• Given passage:
Practical work with matplotlib
(1/2)
About those exercises
Dataset
We'll use some panel data: GDP (nominal) per year and per country. The dataset and its documentation are available here.
Objective
Apply what you have learned during this session:
Making graphs as elegant as possible
Since matplotlib
enables us to make very flexible graphs, we can make them as elegant as possible. This is a good exercise to learn how to use matplotlib
to its full potential.
Dataset Information
- Source: World Bank GDP data
- URL:
https://raw.githubusercontent.com/datasets/gdp/master/data/gdp.csv
- Key Columns:
Country Name
,Country Code
,Year
,Value
(GDP in USD) - Time Range: 1960-2020
Important information
Some entities are not countries, like regions, income groups, etc. In some cases, you should exclude them, in some other cases they can be very useful. Here is the list of these entities.

• Item position entries:

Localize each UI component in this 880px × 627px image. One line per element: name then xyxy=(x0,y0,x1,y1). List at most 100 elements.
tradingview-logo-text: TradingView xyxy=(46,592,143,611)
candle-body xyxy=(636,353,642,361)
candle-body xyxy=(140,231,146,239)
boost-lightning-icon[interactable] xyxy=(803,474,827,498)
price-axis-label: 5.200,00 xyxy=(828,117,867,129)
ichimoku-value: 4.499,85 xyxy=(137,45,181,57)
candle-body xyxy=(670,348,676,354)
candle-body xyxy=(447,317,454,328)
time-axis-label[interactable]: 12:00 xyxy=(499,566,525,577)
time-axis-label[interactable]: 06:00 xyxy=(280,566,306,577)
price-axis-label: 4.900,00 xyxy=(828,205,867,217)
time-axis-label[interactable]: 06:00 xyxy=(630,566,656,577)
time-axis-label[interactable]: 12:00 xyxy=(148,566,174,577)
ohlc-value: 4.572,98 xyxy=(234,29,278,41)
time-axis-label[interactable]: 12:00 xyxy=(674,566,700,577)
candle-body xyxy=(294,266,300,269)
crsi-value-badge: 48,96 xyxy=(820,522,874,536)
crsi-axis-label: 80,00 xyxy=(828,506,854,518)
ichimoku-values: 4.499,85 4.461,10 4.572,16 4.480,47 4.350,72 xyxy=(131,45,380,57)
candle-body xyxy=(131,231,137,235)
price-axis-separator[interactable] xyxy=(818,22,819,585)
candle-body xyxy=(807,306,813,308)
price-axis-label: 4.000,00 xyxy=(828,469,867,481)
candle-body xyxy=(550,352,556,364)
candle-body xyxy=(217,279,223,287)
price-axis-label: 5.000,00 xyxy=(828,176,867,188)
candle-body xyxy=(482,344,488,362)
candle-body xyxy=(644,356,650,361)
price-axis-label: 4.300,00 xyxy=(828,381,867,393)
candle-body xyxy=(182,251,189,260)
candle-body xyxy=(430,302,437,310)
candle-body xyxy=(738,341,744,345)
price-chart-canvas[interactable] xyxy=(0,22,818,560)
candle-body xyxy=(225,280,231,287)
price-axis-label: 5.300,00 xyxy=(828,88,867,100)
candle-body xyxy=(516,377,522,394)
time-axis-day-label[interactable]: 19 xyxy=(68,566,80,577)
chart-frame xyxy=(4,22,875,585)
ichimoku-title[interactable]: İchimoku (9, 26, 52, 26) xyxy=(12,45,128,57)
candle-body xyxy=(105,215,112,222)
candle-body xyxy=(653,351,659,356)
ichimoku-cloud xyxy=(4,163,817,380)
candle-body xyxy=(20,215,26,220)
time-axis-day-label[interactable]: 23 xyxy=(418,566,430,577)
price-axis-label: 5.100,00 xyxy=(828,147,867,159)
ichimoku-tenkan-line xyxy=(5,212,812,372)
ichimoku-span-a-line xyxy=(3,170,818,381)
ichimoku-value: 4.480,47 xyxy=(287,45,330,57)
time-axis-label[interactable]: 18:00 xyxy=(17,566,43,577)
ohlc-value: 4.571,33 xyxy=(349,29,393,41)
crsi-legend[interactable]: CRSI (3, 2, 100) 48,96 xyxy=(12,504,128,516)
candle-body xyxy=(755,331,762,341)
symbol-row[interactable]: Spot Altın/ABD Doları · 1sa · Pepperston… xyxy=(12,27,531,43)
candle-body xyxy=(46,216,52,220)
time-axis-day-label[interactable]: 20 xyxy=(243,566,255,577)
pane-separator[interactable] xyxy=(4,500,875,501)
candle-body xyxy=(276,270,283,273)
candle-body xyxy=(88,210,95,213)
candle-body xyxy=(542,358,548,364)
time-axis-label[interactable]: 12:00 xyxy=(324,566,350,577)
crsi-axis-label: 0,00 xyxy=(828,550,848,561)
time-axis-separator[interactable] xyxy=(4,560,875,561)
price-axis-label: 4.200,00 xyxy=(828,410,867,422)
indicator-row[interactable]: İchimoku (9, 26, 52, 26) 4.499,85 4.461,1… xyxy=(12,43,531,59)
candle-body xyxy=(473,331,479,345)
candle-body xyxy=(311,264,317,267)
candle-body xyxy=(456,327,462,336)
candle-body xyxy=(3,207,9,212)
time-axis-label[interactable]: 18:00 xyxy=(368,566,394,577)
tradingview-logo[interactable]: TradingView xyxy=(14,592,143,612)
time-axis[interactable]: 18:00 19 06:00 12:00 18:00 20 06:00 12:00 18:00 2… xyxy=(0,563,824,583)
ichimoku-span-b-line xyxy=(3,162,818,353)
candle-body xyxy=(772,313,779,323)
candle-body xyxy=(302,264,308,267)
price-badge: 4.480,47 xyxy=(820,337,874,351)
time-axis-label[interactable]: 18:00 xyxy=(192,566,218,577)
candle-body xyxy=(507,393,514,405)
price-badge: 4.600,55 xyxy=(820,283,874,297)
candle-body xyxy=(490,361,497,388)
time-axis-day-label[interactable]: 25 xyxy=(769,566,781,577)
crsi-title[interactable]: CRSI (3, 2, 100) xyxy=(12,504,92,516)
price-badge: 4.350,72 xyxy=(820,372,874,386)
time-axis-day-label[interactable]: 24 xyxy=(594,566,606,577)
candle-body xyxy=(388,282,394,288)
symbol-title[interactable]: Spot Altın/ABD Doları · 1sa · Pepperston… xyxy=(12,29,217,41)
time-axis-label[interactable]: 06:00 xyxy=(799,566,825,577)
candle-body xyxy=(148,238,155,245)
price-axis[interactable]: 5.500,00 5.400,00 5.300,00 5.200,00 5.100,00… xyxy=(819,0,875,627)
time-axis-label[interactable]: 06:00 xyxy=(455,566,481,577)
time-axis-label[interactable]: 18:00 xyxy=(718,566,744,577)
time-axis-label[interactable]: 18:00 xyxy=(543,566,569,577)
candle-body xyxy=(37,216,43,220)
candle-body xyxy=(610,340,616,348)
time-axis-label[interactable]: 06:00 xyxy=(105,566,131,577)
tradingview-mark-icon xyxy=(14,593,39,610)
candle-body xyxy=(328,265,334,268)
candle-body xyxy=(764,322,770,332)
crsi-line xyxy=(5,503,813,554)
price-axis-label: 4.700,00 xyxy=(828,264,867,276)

• Tasks to perform:
A) According to the matplotlib exercise page, what time range does the GDP dataset cover?
B) Reproduce the matplotlib exercise page word for word, from "Practical work with" up to and including "are available here.".

• Solved problems:
A) 1960-2020

B)
Practical work with matplotlib
(1/2)
About those exercises
Dataset
We'll use some panel data: GDP (nominal) per year and per country. The dataset and its documentation are available here.